-- begin --
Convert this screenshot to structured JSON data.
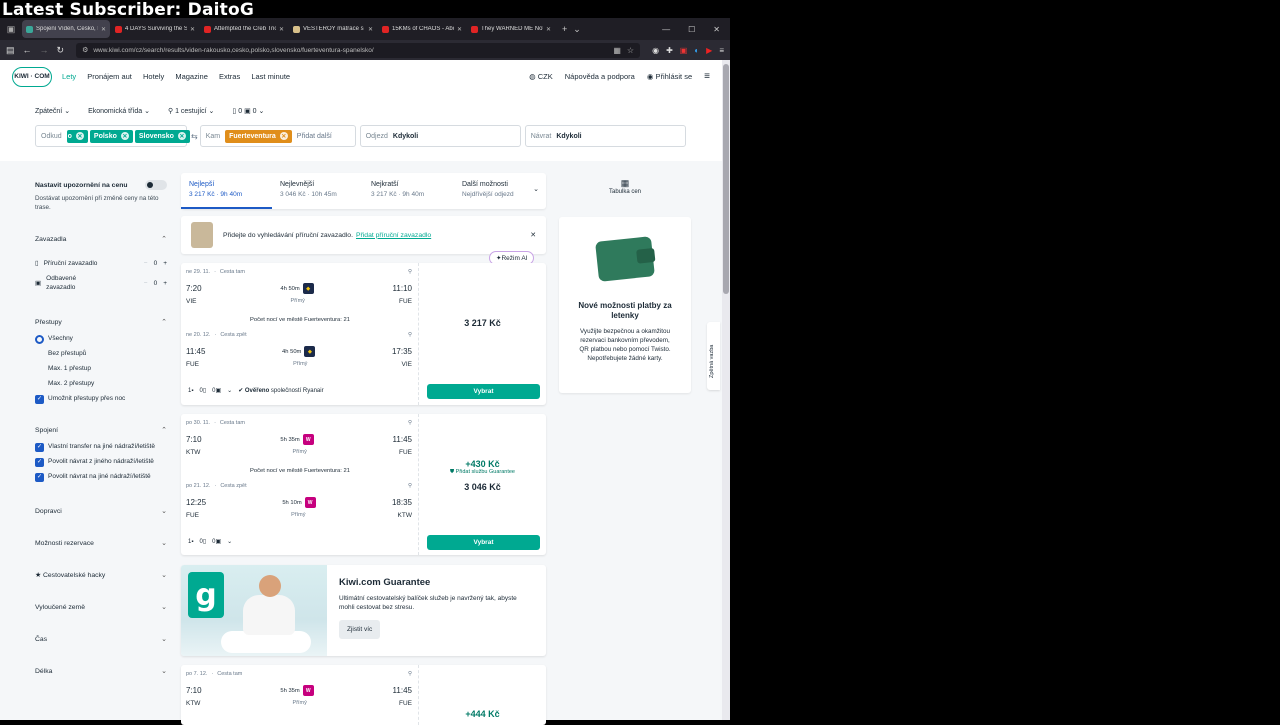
{
  "overlay": {
    "text": "Latest Subscriber: DaitoG"
  },
  "browser": {
    "tabs": [
      {
        "title": "Spojení Vídeň, Česko, P",
        "color": "#3aa89a",
        "active": true
      },
      {
        "title": "4 DAYS Surviving the SV",
        "color": "#e02424"
      },
      {
        "title": "Attempted the Creb Trio",
        "color": "#e02424"
      },
      {
        "title": "VESTERÖY matrace s taš",
        "color": "#d8c08a"
      },
      {
        "title": "15KMs of CHAOS - Abo",
        "color": "#e02424"
      },
      {
        "title": "They WARNED ME Not",
        "color": "#e02424"
      }
    ],
    "url": "www.kiwi.com/cz/search/results/viden-rakousko,cesko,polsko,slovensko/fuerteventura-spanelsko/"
  },
  "header": {
    "logo": "KIWI · COM",
    "nav": [
      "Lety",
      "Pronájem aut",
      "Hotely",
      "Magazine",
      "Extras",
      "Last minute"
    ],
    "currency": "CZK",
    "help": "Nápověda a podpora",
    "login": "Přihlásit se"
  },
  "search": {
    "trip_type": "Zpáteční",
    "cabin": "Ekonomická třída",
    "passengers": "1 cestující",
    "bags1": "0",
    "bags2": "0",
    "from_label": "Odkud",
    "from_chips": [
      "o",
      "Polsko",
      "Slovensko"
    ],
    "to_label": "Kam",
    "to_chip": "Fuerteventura",
    "add_more": "Přidat další",
    "depart_label": "Odjezd",
    "depart_value": "Kdykoli",
    "return_label": "Návrat",
    "return_value": "Kdykoli"
  },
  "sidebar": {
    "alert_title": "Nastavit upozornění na cenu",
    "alert_desc": "Dostávat upozornění při změně ceny na této trase.",
    "bags_title": "Zavazadla",
    "cabin_bag": "Příruční zavazadlo",
    "cabin_count": "0",
    "checked_bag": "Odbavené zavazadlo",
    "checked_count": "0",
    "stops_title": "Přestupy",
    "stops": [
      "Všechny",
      "Bez přestupů",
      "Max. 1 přestup",
      "Max. 2 přestupy"
    ],
    "overnight": "Umožnit přestupy přes noc",
    "conn_title": "Spojení",
    "conn": [
      "Vlastní transfer na jiné nádraží/letiště",
      "Povolit návrat z jiného nádraží/letiště",
      "Povolit návrat na jiné nádraží/letiště"
    ],
    "carriers": "Dopravci",
    "booking": "Možnosti rezervace",
    "hacks": "Cestovatelské hacky",
    "excluded": "Vyloučené země",
    "time": "Čas",
    "length": "Délka"
  },
  "sort": [
    {
      "title": "Nejlepší",
      "sub": "3 217 Kč · 9h 40m"
    },
    {
      "title": "Nejlevnější",
      "sub": "3 046 Kč · 10h 45m"
    },
    {
      "title": "Nejkratší",
      "sub": "3 217 Kč · 9h 40m"
    },
    {
      "title": "Další možnosti",
      "sub": "Nejdřívější odjezd"
    }
  ],
  "bag_banner": {
    "text": "Přidejte do vyhledávání příruční zavazadlo.",
    "link": "Přidat příruční zavazadlo"
  },
  "ai_mode": "Režim AI",
  "results": [
    {
      "out": {
        "date": "ne 29. 11.",
        "dir": "Cesta tam",
        "dep": "7:20",
        "dur": "4h 50m",
        "arr": "11:10",
        "from": "VIE",
        "stops": "Přímý",
        "to": "FUE"
      },
      "nights": "Počet nocí ve městě Fuerteventura: 21",
      "ret": {
        "date": "ne 20. 12.",
        "dir": "Cesta zpět",
        "dep": "11:45",
        "dur": "4h 50m",
        "arr": "17:35",
        "from": "FUE",
        "stops": "Přímý",
        "to": "VIE"
      },
      "bags": [
        "1",
        "0",
        "0"
      ],
      "verified": "Ověřeno",
      "verified_by": "společností Ryanair",
      "price": "3 217 Kč",
      "select": "Vybrat"
    },
    {
      "out": {
        "date": "po 30. 11.",
        "dir": "Cesta tam",
        "dep": "7:10",
        "dur": "5h 35m",
        "arr": "11:45",
        "from": "KTW",
        "stops": "Přímý",
        "to": "FUE"
      },
      "nights": "Počet nocí ve městě Fuerteventura: 21",
      "ret": {
        "date": "po 21. 12.",
        "dir": "Cesta zpět",
        "dep": "12:25",
        "dur": "5h 10m",
        "arr": "18:35",
        "from": "FUE",
        "stops": "Přímý",
        "to": "KTW"
      },
      "bags": [
        "1",
        "0",
        "0"
      ],
      "guarantee_price": "+430 Kč",
      "guarantee_label": "Přidat službu Guarantee",
      "price": "3 046 Kč",
      "select": "Vybrat"
    },
    {
      "out": {
        "date": "po 7. 12.",
        "dir": "Cesta tam",
        "dep": "7:10",
        "dur": "5h 35m",
        "arr": "11:45",
        "from": "KTW",
        "stops": "Přímý",
        "to": "FUE"
      },
      "guarantee_price": "+444 Kč"
    }
  ],
  "guarantee": {
    "logo": "g",
    "title": "Kiwi.com Guarantee",
    "text": "Ultimátní cestovatelský balíček služeb je navržený tak, abyste mohli cestovat bez stresu.",
    "button": "Zjistit víc"
  },
  "right": {
    "price_table": "Tabulka cen",
    "promo_title": "Nové možnosti platby za letenky",
    "promo_text": "Využijte bezpečnou a okamžitou rezervaci bankovním převodem, QR platbou nebo pomocí Twisto. Nepotřebujete žádné karty.",
    "feedback": "Zpětná vazba"
  }
}
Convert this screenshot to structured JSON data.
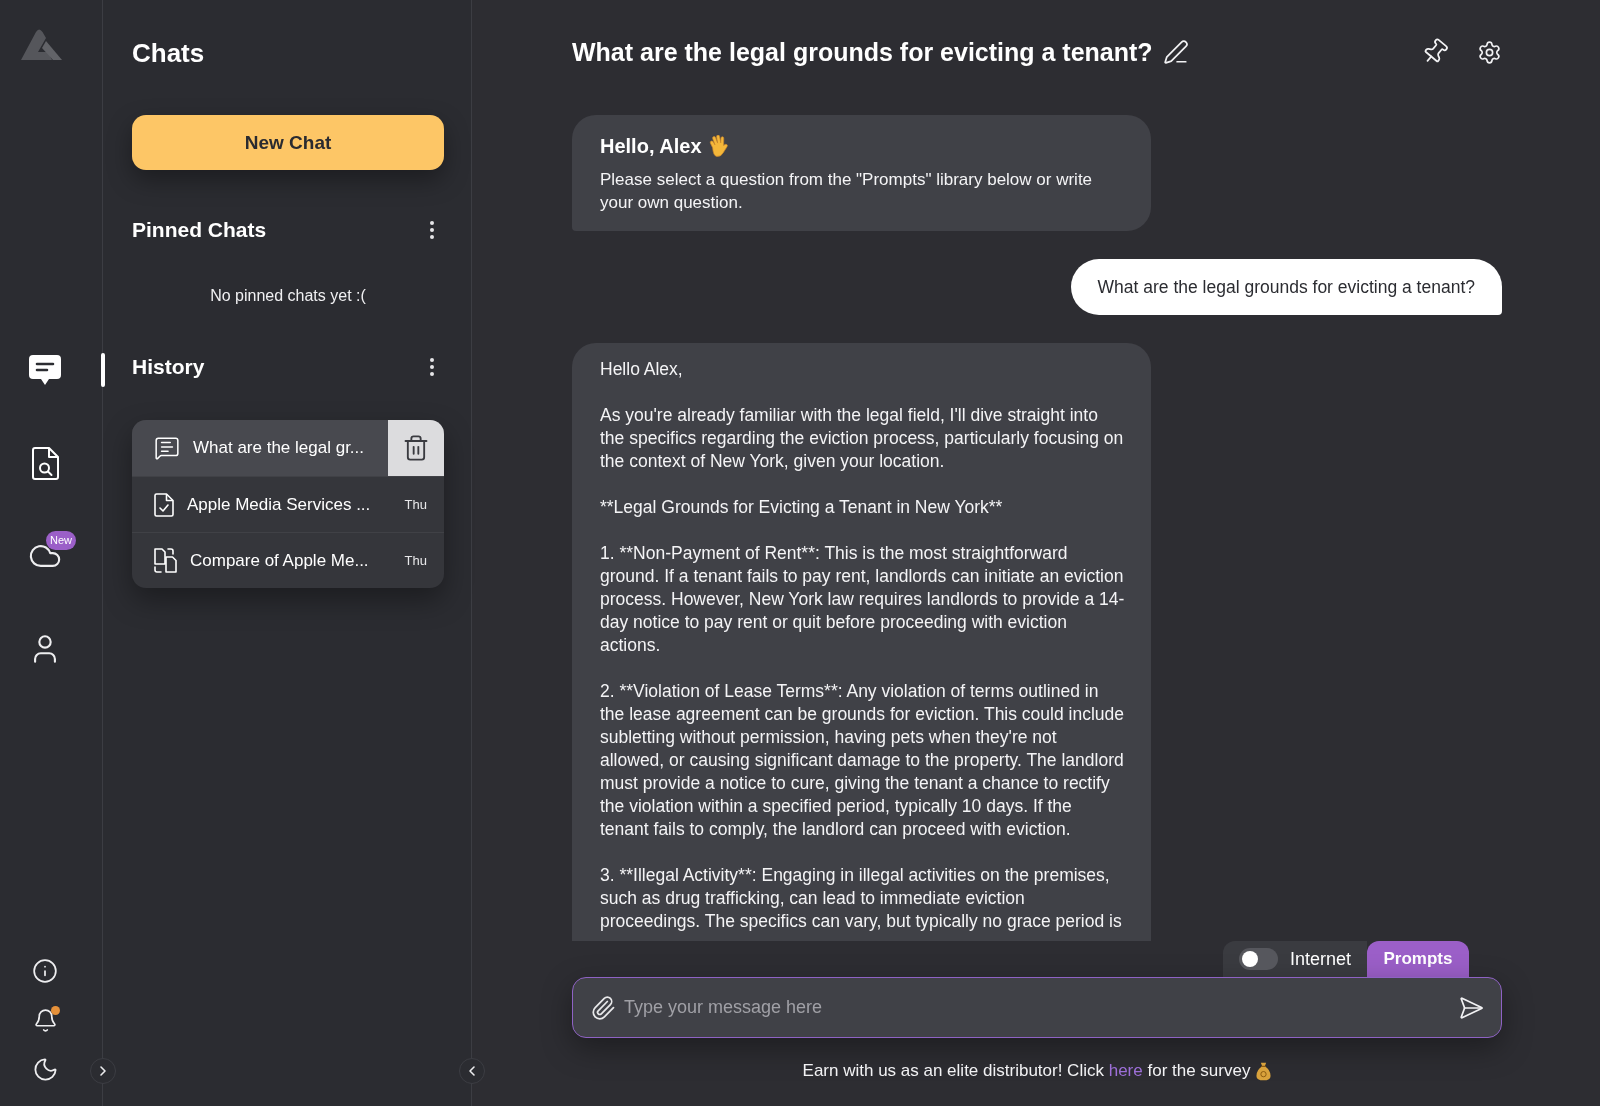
{
  "rail": {
    "nav": [
      {
        "kind": "chats",
        "selected": true
      },
      {
        "kind": "document-search",
        "selected": false
      },
      {
        "kind": "cloud",
        "selected": false,
        "badge": "New"
      },
      {
        "kind": "profile",
        "selected": false
      }
    ],
    "bottom": [
      {
        "kind": "info"
      },
      {
        "kind": "notifications",
        "unread": true
      },
      {
        "kind": "theme"
      }
    ]
  },
  "sidebar": {
    "title": "Chats",
    "new_chat_button": "New Chat",
    "pinned": {
      "heading": "Pinned Chats",
      "empty_text": "No pinned chats yet :("
    },
    "history": {
      "heading": "History",
      "items": [
        {
          "kind": "chat",
          "title": "What are the legal gr...",
          "selected": true
        },
        {
          "kind": "document",
          "title": "Apple Media Services ...",
          "date": "Thu",
          "selected": false
        },
        {
          "kind": "comparison",
          "title": "Compare of Apple Me...",
          "date": "Thu",
          "selected": false
        }
      ]
    }
  },
  "chat": {
    "title": "What are the legal grounds for evicting a tenant?",
    "messages": [
      {
        "kind": "assistant",
        "heading": "Hello, Alex",
        "paragraphs": [
          "Please select a question from the \"Prompts\" library below or write your own question."
        ]
      },
      {
        "kind": "user",
        "paragraphs": [
          "What are the legal grounds for evicting a tenant?"
        ]
      },
      {
        "kind": "assistant",
        "paragraphs": [
          "Hello Alex,",
          "As you're already familiar with the legal field, I'll dive straight into the specifics regarding the eviction process, particularly focusing on the context of New York, given your location.",
          "**Legal Grounds for Evicting a Tenant in New York**",
          "1. **Non-Payment of Rent**: This is the most straightforward ground. If a tenant fails to pay rent, landlords can initiate an eviction process. However, New York law requires landlords to provide a 14-day notice to pay rent or quit before proceeding with eviction actions.",
          "2. **Violation of Lease Terms**: Any violation of terms outlined in the lease agreement can be grounds for eviction. This could include subletting without permission, having pets when they're not allowed, or causing significant damage to the property. The landlord must provide a notice to cure, giving the tenant a chance to rectify the violation within a specified period, typically 10 days. If the tenant fails to comply, the landlord can proceed with eviction.",
          "3. **Illegal Activity**: Engaging in illegal activities on the premises, such as drug trafficking, can lead to immediate eviction proceedings. The specifics can vary, but typically no grace period is"
        ]
      }
    ],
    "composer": {
      "internet": {
        "label": "Internet",
        "on": false
      },
      "prompts_button": "Prompts",
      "placeholder": "Type your message here"
    },
    "footer": {
      "text_before": "Earn with us as an elite distributor! Click",
      "link": "here",
      "text_after": "for the survey"
    }
  }
}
-- end --
• **Problem**: Pick out each line in the material containing "Spojení".

• **Solution to this task**:
        "title": "Spojení Vídeň, Česko, P",
    "conn_title": "Spojení",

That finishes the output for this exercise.